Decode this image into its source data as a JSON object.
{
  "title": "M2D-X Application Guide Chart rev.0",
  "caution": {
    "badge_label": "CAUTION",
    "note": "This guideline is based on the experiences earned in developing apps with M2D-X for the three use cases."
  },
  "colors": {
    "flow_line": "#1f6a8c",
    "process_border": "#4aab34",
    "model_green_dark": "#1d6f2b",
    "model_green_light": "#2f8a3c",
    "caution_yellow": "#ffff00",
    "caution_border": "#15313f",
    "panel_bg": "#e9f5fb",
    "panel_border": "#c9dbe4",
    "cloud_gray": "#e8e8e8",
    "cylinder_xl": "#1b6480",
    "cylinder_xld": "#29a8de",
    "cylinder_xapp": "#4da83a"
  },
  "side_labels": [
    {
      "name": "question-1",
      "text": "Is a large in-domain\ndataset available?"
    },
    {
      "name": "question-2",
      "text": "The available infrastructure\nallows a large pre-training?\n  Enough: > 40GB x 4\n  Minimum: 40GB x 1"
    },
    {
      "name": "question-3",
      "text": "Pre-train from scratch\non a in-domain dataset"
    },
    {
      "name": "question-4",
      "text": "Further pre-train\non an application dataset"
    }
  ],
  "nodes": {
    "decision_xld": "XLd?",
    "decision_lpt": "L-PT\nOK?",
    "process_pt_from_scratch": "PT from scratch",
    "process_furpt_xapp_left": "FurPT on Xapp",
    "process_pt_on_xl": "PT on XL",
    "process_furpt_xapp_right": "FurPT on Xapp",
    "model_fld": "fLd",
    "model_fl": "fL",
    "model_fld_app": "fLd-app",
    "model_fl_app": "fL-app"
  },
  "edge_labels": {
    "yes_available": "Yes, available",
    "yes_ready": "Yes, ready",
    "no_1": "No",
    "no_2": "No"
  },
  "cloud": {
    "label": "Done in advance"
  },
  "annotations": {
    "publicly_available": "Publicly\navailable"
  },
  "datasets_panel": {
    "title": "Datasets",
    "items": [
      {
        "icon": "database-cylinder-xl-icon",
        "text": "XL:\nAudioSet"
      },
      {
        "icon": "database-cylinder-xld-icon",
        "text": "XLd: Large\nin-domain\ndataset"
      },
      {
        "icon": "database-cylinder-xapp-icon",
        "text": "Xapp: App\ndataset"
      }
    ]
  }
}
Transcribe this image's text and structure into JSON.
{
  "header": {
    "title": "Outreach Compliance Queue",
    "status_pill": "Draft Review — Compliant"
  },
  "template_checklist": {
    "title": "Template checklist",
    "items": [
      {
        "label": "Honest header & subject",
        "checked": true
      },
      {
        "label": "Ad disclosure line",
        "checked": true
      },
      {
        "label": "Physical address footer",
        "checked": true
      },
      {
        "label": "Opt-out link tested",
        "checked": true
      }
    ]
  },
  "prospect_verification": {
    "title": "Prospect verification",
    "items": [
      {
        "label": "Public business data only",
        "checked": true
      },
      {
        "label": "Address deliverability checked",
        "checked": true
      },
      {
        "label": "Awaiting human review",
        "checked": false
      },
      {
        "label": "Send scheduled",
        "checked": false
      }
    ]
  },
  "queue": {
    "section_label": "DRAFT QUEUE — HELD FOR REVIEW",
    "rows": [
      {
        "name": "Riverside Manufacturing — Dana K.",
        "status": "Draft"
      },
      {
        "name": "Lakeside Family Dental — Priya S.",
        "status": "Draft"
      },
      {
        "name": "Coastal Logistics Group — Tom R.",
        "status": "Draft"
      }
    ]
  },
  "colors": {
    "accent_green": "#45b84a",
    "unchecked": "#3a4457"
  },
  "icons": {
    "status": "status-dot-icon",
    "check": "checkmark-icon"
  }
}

********

▶ [YOUR TASK]
Restate the records, all of them, precisely as written.

▶ [ANSWER FOR THIS EXERCISE]
Decode this image into its source data as a JSON object.
{
  "title": "M2D-X Application Guide Chart rev.0",
  "caution": {
    "badge_label": "CAUTION",
    "note": "This guideline is based on the experiences earned in developing apps with M2D-X for the three use cases."
  },
  "colors": {
    "flow_line": "#1f6a8c",
    "process_border": "#4aab34",
    "model_green_dark": "#1d6f2b",
    "model_green_light": "#2f8a3c",
    "caution_yellow": "#ffff00",
    "caution_border": "#15313f",
    "panel_bg": "#e9f5fb",
    "panel_border": "#c9dbe4",
    "cloud_gray": "#e8e8e8",
    "cylinder_xl": "#1b6480",
    "cylinder_xld": "#29a8de",
    "cylinder_xapp": "#4da83a"
  },
  "side_labels": [
    {
      "name": "question-1",
      "text": "Is a large in-domain\ndataset available?"
    },
    {
      "name": "question-2",
      "text": "The available infrastructure\nallows a large pre-training?\n  Enough: > 40GB x 4\n  Minimum: 40GB x 1"
    },
    {
      "name": "question-3",
      "text": "Pre-train from scratch\non a in-domain dataset"
    },
    {
      "name": "question-4",
      "text": "Further pre-train\non an application dataset"
    }
  ],
  "nodes": {
    "decision_xld": "XLd?",
    "decision_lpt": "L-PT\nOK?",
    "process_pt_from_scratch": "PT from scratch",
    "process_furpt_xapp_left": "FurPT on Xapp",
    "process_pt_on_xl": "PT on XL",
    "process_furpt_xapp_right": "FurPT on Xapp",
    "model_fld": "fLd",
    "model_fl": "fL",
    "model_fld_app": "fLd-app",
    "model_fl_app": "fL-app"
  },
  "edge_labels": {
    "yes_available": "Yes, available",
    "yes_ready": "Yes, ready",
    "no_1": "No",
    "no_2": "No"
  },
  "cloud": {
    "label": "Done in advance"
  },
  "annotations": {
    "publicly_available": "Publicly\navailable"
  },
  "datasets_panel": {
    "title": "Datasets",
    "items": [
      {
        "icon": "database-cylinder-xl-icon",
        "text": "XL:\nAudioSet"
      },
      {
        "icon": "database-cylinder-xld-icon",
        "text": "XLd: Large\nin-domain\ndataset"
      },
      {
        "icon": "database-cylinder-xapp-icon",
        "text": "Xapp: App\ndataset"
      }
    ]
  }
}
Transcribe this image's text and structure into JSON.
{
  "header": {
    "title": "Outreach Compliance Queue",
    "status_pill": "Draft Review — Compliant"
  },
  "template_checklist": {
    "title": "Template checklist",
    "items": [
      {
        "label": "Honest header & subject",
        "checked": true
      },
      {
        "label": "Ad disclosure line",
        "checked": true
      },
      {
        "label": "Physical address footer",
        "checked": true
      },
      {
        "label": "Opt-out link tested",
        "checked": true
      }
    ]
  },
  "prospect_verification": {
    "title": "Prospect verification",
    "items": [
      {
        "label": "Public business data only",
        "checked": true
      },
      {
        "label": "Address deliverability checked",
        "checked": true
      },
      {
        "label": "Awaiting human review",
        "checked": false
      },
      {
        "label": "Send scheduled",
        "checked": false
      }
    ]
  },
  "queue": {
    "section_label": "DRAFT QUEUE — HELD FOR REVIEW",
    "rows": [
      {
        "name": "Riverside Manufacturing — Dana K.",
        "status": "Draft"
      },
      {
        "name": "Lakeside Family Dental — Priya S.",
        "status": "Draft"
      },
      {
        "name": "Coastal Logistics Group — Tom R.",
        "status": "Draft"
      }
    ]
  },
  "colors": {
    "accent_green": "#45b84a",
    "unchecked": "#3a4457"
  },
  "icons": {
    "status": "status-dot-icon",
    "check": "checkmark-icon"
  }
}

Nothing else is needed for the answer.